Every record that follows must be duplicated exactly, with images left out.

Begin Information provided

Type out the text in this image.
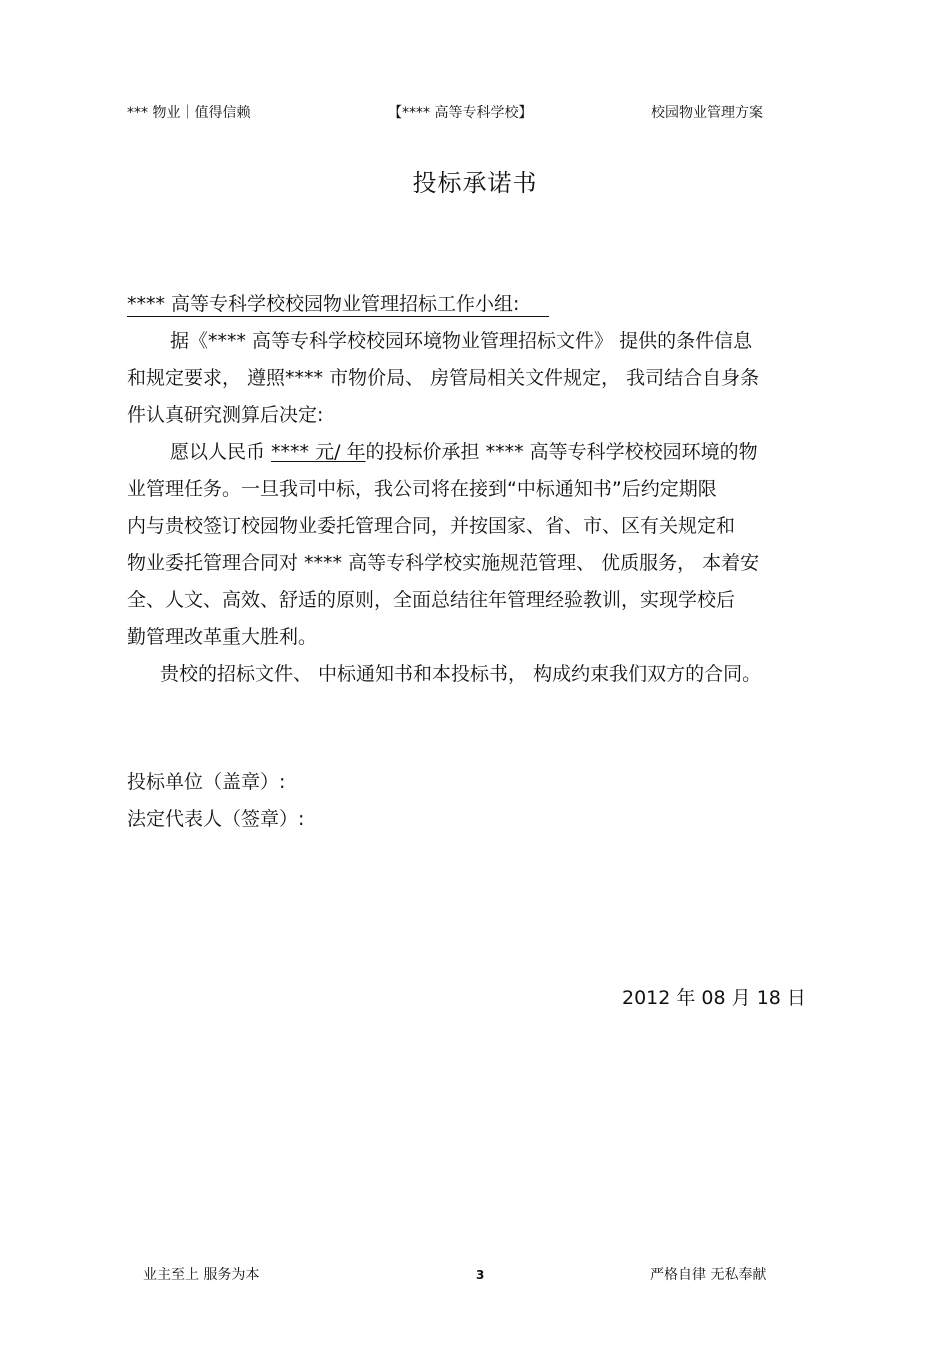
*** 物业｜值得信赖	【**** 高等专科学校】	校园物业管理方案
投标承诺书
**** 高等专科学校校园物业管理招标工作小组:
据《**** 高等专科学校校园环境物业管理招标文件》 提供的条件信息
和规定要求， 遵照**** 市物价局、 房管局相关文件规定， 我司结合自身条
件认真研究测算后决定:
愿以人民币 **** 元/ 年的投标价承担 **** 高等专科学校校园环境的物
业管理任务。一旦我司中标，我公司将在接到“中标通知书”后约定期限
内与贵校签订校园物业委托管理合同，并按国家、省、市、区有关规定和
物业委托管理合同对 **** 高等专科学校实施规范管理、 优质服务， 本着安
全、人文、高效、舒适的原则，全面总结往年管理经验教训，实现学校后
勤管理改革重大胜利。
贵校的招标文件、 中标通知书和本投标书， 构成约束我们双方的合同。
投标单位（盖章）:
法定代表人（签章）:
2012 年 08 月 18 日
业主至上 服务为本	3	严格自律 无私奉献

End Information provided

* **Task solution**
Type out the text in this image.
*** 物业｜值得信赖	【**** 高等专科学校】	校园物业管理方案
投标承诺书
**** 高等专科学校校园物业管理招标工作小组:
据《**** 高等专科学校校园环境物业管理招标文件》 提供的条件信息
和规定要求， 遵照**** 市物价局、 房管局相关文件规定， 我司结合自身条
件认真研究测算后决定:
愿以人民币 **** 元/ 年的投标价承担 **** 高等专科学校校园环境的物
业管理任务。一旦我司中标，我公司将在接到“中标通知书”后约定期限
内与贵校签订校园物业委托管理合同，并按国家、省、市、区有关规定和
物业委托管理合同对 **** 高等专科学校实施规范管理、 优质服务， 本着安
全、人文、高效、舒适的原则，全面总结往年管理经验教训，实现学校后
勤管理改革重大胜利。
贵校的招标文件、 中标通知书和本投标书， 构成约束我们双方的合同。
投标单位（盖章）:
法定代表人（签章）:
2012 年 08 月 18 日
业主至上 服务为本	3	严格自律 无私奉献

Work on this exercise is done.